Requirement:
Repeat the records below exactly as they appear.

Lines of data
***

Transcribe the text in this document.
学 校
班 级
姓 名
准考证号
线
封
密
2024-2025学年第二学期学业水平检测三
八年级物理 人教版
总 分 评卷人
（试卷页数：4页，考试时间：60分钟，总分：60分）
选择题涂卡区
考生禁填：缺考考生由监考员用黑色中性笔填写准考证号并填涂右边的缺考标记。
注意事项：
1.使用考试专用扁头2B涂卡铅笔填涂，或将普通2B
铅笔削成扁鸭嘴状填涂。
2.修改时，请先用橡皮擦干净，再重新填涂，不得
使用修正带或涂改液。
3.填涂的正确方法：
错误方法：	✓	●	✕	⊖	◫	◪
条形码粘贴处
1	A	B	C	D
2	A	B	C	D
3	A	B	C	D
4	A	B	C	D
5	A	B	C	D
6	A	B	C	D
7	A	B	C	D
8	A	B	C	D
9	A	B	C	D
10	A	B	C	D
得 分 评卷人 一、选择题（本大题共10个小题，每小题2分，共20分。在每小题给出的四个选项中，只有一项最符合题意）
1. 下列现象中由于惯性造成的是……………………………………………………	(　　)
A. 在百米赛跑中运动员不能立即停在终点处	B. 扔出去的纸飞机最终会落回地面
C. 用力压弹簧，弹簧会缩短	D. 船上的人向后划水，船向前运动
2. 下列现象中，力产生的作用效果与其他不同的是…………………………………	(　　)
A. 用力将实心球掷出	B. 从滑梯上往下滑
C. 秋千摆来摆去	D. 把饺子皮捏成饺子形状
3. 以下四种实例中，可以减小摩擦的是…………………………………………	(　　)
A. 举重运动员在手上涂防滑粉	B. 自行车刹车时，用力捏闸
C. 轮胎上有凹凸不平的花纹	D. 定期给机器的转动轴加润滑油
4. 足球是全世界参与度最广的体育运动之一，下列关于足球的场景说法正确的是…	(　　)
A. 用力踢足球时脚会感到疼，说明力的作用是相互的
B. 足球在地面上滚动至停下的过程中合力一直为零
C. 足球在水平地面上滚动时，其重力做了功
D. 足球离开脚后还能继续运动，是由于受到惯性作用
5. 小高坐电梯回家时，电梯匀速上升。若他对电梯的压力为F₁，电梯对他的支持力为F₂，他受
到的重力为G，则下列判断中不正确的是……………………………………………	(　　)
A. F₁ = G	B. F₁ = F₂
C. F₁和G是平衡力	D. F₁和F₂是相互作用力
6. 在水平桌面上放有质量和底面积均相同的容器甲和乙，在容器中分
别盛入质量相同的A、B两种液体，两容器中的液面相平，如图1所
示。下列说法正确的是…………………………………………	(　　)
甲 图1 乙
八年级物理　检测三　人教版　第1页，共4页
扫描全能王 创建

***

Answer in full:
Transcribe the text in this document.
学 校
班 级
姓 名
准考证号
线
封
密
2024-2025学年第二学期学业水平检测三
八年级物理 人教版
总 分 评卷人
（试卷页数：4页，考试时间：60分钟，总分：60分）
选择题涂卡区
考生禁填：缺考考生由监考员用黑色中性笔填写准考证号并填涂右边的缺考标记。
注意事项：
1.使用考试专用扁头2B涂卡铅笔填涂，或将普通2B
铅笔削成扁鸭嘴状填涂。
2.修改时，请先用橡皮擦干净，再重新填涂，不得
使用修正带或涂改液。
3.填涂的正确方法：
错误方法：	✓	●	✕	⊖	◫	◪
条形码粘贴处
1	A	B	C	D
2	A	B	C	D
3	A	B	C	D
4	A	B	C	D
5	A	B	C	D
6	A	B	C	D
7	A	B	C	D
8	A	B	C	D
9	A	B	C	D
10	A	B	C	D
得 分 评卷人 一、选择题（本大题共10个小题，每小题2分，共20分。在每小题给出的四个选项中，只有一项最符合题意）
1. 下列现象中由于惯性造成的是……………………………………………………	(　　)
A. 在百米赛跑中运动员不能立即停在终点处	B. 扔出去的纸飞机最终会落回地面
C. 用力压弹簧，弹簧会缩短	D. 船上的人向后划水，船向前运动
2. 下列现象中，力产生的作用效果与其他不同的是…………………………………	(　　)
A. 用力将实心球掷出	B. 从滑梯上往下滑
C. 秋千摆来摆去	D. 把饺子皮捏成饺子形状
3. 以下四种实例中，可以减小摩擦的是…………………………………………	(　　)
A. 举重运动员在手上涂防滑粉	B. 自行车刹车时，用力捏闸
C. 轮胎上有凹凸不平的花纹	D. 定期给机器的转动轴加润滑油
4. 足球是全世界参与度最广的体育运动之一，下列关于足球的场景说法正确的是…	(　　)
A. 用力踢足球时脚会感到疼，说明力的作用是相互的
B. 足球在地面上滚动至停下的过程中合力一直为零
C. 足球在水平地面上滚动时，其重力做了功
D. 足球离开脚后还能继续运动，是由于受到惯性作用
5. 小高坐电梯回家时，电梯匀速上升。若他对电梯的压力为F₁，电梯对他的支持力为F₂，他受
到的重力为G，则下列判断中不正确的是……………………………………………	(　　)
A. F₁ = G	B. F₁ = F₂
C. F₁和G是平衡力	D. F₁和F₂是相互作用力
6. 在水平桌面上放有质量和底面积均相同的容器甲和乙，在容器中分
别盛入质量相同的A、B两种液体，两容器中的液面相平，如图1所
示。下列说法正确的是…………………………………………	(　　)
甲 图1 乙
八年级物理　检测三　人教版　第1页，共4页
扫描全能王 创建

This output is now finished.